> **TASK DIRECTIONS**
Quote all of the data below exactly, please.

> **ENTRIES SHOWN**
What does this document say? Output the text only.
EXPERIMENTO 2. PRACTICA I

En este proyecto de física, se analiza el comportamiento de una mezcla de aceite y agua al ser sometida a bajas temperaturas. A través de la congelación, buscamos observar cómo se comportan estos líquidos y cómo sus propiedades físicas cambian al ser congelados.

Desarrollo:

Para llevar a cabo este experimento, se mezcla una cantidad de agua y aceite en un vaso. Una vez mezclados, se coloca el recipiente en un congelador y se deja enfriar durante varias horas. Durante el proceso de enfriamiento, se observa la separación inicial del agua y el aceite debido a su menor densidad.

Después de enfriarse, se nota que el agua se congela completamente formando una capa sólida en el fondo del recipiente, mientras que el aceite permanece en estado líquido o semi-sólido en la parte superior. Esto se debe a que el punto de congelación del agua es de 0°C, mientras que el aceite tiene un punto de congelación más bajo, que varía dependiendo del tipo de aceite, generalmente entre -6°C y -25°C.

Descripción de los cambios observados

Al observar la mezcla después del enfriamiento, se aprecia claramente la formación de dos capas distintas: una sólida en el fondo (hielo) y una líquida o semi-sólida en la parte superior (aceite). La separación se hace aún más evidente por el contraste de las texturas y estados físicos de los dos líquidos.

> **WRITTEN REPLY**
What does this document say? Output the text only.
EXPERIMENTO 2. PRACTICA I

En este proyecto de física, se analiza el comportamiento de una mezcla de aceite y agua al ser sometida a bajas temperaturas. A través de la congelación, buscamos observar cómo se comportan estos líquidos y cómo sus propiedades físicas cambian al ser congelados.

Desarrollo:

Para llevar a cabo este experimento, se mezcla una cantidad de agua y aceite en un vaso. Una vez mezclados, se coloca el recipiente en un congelador y se deja enfriar durante varias horas. Durante el proceso de enfriamiento, se observa la separación inicial del agua y el aceite debido a su menor densidad.

Después de enfriarse, se nota que el agua se congela completamente formando una capa sólida en el fondo del recipiente, mientras que el aceite permanece en estado líquido o semi-sólido en la parte superior. Esto se debe a que el punto de congelación del agua es de 0°C, mientras que el aceite tiene un punto de congelación más bajo, que varía dependiendo del tipo de aceite, generalmente entre -6°C y -25°C.

Descripción de los cambios observados

Al observar la mezcla después del enfriamiento, se aprecia claramente la formación de dos capas distintas: una sólida en el fondo (hielo) y una líquida o semi-sólida en la parte superior (aceite). La separación se hace aún más evidente por el contraste de las texturas y estados físicos de los dos líquidos.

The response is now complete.